PROBLEM REQUIREMENTS:
The records below must be output exactly, without pictures.

TASK INPUTS:

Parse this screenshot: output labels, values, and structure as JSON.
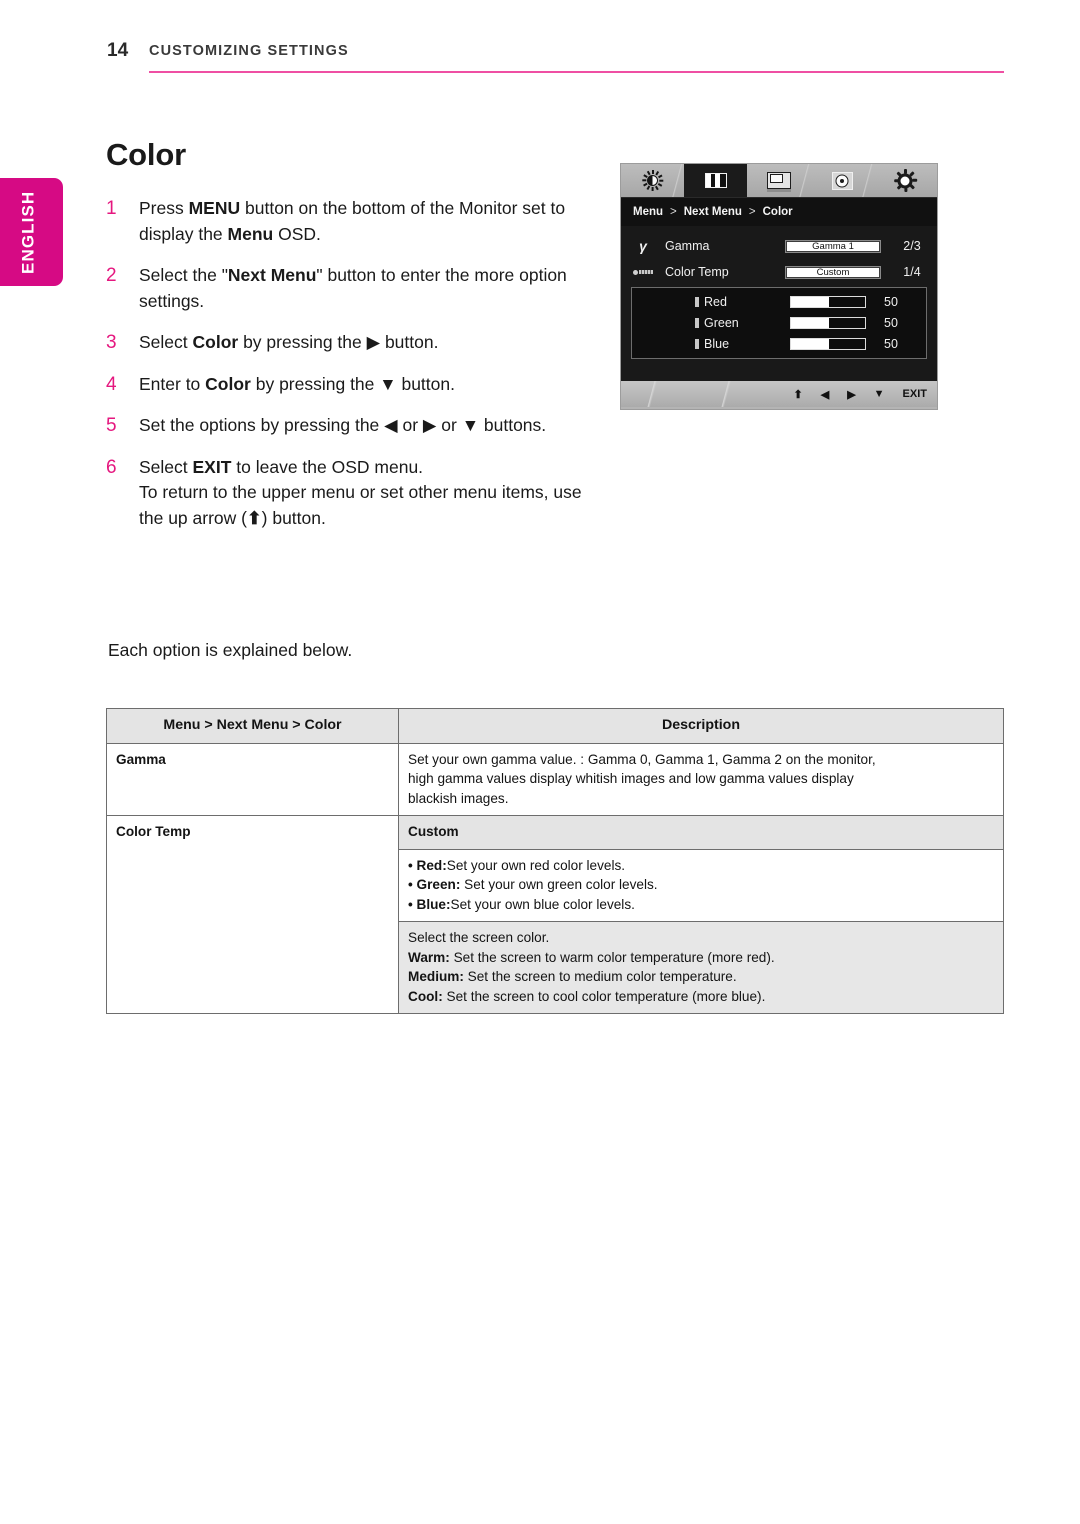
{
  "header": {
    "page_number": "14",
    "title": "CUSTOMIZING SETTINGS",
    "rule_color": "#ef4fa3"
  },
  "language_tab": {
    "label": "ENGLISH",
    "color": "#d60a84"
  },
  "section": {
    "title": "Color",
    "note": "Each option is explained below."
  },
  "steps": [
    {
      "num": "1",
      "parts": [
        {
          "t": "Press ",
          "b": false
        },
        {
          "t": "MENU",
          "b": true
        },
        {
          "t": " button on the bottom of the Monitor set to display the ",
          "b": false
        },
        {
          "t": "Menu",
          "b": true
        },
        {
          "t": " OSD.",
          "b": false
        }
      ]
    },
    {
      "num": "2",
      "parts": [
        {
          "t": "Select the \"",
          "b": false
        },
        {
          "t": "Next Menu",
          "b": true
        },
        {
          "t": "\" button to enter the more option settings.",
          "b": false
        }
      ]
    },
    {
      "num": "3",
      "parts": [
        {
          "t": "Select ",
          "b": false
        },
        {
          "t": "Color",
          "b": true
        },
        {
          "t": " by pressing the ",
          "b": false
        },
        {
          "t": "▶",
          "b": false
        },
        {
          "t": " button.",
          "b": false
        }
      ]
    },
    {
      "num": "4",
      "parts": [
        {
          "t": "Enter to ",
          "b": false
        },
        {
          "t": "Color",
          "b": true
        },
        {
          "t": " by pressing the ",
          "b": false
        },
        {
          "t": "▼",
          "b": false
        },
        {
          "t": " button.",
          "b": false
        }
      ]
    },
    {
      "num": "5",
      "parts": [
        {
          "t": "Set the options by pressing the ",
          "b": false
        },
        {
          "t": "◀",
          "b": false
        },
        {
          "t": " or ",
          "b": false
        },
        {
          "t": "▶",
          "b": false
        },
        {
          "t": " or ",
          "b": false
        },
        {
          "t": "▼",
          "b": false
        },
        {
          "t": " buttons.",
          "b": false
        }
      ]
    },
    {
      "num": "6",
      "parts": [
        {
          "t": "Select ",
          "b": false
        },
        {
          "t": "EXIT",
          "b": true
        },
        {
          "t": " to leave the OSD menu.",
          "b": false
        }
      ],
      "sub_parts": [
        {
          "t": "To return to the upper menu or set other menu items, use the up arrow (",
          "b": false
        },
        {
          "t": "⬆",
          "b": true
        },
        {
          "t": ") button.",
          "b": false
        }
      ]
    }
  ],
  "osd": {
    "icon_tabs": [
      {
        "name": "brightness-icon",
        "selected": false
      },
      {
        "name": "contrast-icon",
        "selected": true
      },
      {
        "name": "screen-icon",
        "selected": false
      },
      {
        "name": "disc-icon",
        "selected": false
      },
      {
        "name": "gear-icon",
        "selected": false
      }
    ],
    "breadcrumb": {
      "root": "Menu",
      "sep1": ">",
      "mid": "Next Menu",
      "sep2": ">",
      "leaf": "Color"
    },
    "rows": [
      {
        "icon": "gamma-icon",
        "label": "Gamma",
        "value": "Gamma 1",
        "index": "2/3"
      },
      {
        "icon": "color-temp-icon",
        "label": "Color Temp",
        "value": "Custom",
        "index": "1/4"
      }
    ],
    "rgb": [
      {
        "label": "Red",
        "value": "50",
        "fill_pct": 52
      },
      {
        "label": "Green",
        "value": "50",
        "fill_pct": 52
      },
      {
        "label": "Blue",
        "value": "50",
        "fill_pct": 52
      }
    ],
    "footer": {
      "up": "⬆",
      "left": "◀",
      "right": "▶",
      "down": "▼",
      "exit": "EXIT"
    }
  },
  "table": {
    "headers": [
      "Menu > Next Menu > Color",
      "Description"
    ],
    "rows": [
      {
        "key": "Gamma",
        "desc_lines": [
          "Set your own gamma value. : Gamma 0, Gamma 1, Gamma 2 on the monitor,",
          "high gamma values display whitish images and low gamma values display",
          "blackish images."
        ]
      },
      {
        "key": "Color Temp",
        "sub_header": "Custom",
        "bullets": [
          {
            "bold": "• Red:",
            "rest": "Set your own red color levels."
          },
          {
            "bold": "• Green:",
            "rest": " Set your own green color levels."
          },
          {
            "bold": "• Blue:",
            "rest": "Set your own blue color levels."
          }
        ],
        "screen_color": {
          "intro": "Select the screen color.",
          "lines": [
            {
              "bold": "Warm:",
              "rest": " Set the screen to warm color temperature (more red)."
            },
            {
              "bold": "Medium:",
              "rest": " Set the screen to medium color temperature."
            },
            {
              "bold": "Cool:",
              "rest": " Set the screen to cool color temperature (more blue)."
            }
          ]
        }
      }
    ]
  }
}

FULL OUTPUT:
Parse this screenshot: output labels, values, and structure as JSON.
{
  "header": {
    "page_number": "14",
    "title": "CUSTOMIZING SETTINGS",
    "rule_color": "#ef4fa3"
  },
  "language_tab": {
    "label": "ENGLISH",
    "color": "#d60a84"
  },
  "section": {
    "title": "Color",
    "note": "Each option is explained below."
  },
  "steps": [
    {
      "num": "1",
      "parts": [
        {
          "t": "Press ",
          "b": false
        },
        {
          "t": "MENU",
          "b": true
        },
        {
          "t": " button on the bottom of the Monitor set to display the ",
          "b": false
        },
        {
          "t": "Menu",
          "b": true
        },
        {
          "t": " OSD.",
          "b": false
        }
      ]
    },
    {
      "num": "2",
      "parts": [
        {
          "t": "Select the \"",
          "b": false
        },
        {
          "t": "Next Menu",
          "b": true
        },
        {
          "t": "\" button to enter the more option settings.",
          "b": false
        }
      ]
    },
    {
      "num": "3",
      "parts": [
        {
          "t": "Select ",
          "b": false
        },
        {
          "t": "Color",
          "b": true
        },
        {
          "t": " by pressing the ",
          "b": false
        },
        {
          "t": "▶",
          "b": false
        },
        {
          "t": " button.",
          "b": false
        }
      ]
    },
    {
      "num": "4",
      "parts": [
        {
          "t": "Enter to ",
          "b": false
        },
        {
          "t": "Color",
          "b": true
        },
        {
          "t": " by pressing the ",
          "b": false
        },
        {
          "t": "▼",
          "b": false
        },
        {
          "t": " button.",
          "b": false
        }
      ]
    },
    {
      "num": "5",
      "parts": [
        {
          "t": "Set the options by pressing the ",
          "b": false
        },
        {
          "t": "◀",
          "b": false
        },
        {
          "t": " or ",
          "b": false
        },
        {
          "t": "▶",
          "b": false
        },
        {
          "t": " or ",
          "b": false
        },
        {
          "t": "▼",
          "b": false
        },
        {
          "t": " buttons.",
          "b": false
        }
      ]
    },
    {
      "num": "6",
      "parts": [
        {
          "t": "Select ",
          "b": false
        },
        {
          "t": "EXIT",
          "b": true
        },
        {
          "t": " to leave the OSD menu.",
          "b": false
        }
      ],
      "sub_parts": [
        {
          "t": "To return to the upper menu or set other menu items, use the up arrow (",
          "b": false
        },
        {
          "t": "⬆",
          "b": true
        },
        {
          "t": ") button.",
          "b": false
        }
      ]
    }
  ],
  "osd": {
    "icon_tabs": [
      {
        "name": "brightness-icon",
        "selected": false
      },
      {
        "name": "contrast-icon",
        "selected": true
      },
      {
        "name": "screen-icon",
        "selected": false
      },
      {
        "name": "disc-icon",
        "selected": false
      },
      {
        "name": "gear-icon",
        "selected": false
      }
    ],
    "breadcrumb": {
      "root": "Menu",
      "sep1": ">",
      "mid": "Next Menu",
      "sep2": ">",
      "leaf": "Color"
    },
    "rows": [
      {
        "icon": "gamma-icon",
        "label": "Gamma",
        "value": "Gamma 1",
        "index": "2/3"
      },
      {
        "icon": "color-temp-icon",
        "label": "Color Temp",
        "value": "Custom",
        "index": "1/4"
      }
    ],
    "rgb": [
      {
        "label": "Red",
        "value": "50",
        "fill_pct": 52
      },
      {
        "label": "Green",
        "value": "50",
        "fill_pct": 52
      },
      {
        "label": "Blue",
        "value": "50",
        "fill_pct": 52
      }
    ],
    "footer": {
      "up": "⬆",
      "left": "◀",
      "right": "▶",
      "down": "▼",
      "exit": "EXIT"
    }
  },
  "table": {
    "headers": [
      "Menu > Next Menu > Color",
      "Description"
    ],
    "rows": [
      {
        "key": "Gamma",
        "desc_lines": [
          "Set your own gamma value. : Gamma 0, Gamma 1, Gamma 2 on the monitor,",
          "high gamma values display whitish images and low gamma values display",
          "blackish images."
        ]
      },
      {
        "key": "Color Temp",
        "sub_header": "Custom",
        "bullets": [
          {
            "bold": "• Red:",
            "rest": "Set your own red color levels."
          },
          {
            "bold": "• Green:",
            "rest": " Set your own green color levels."
          },
          {
            "bold": "• Blue:",
            "rest": "Set your own blue color levels."
          }
        ],
        "screen_color": {
          "intro": "Select the screen color.",
          "lines": [
            {
              "bold": "Warm:",
              "rest": " Set the screen to warm color temperature (more red)."
            },
            {
              "bold": "Medium:",
              "rest": " Set the screen to medium color temperature."
            },
            {
              "bold": "Cool:",
              "rest": " Set the screen to cool color temperature (more blue)."
            }
          ]
        }
      }
    ]
  }
}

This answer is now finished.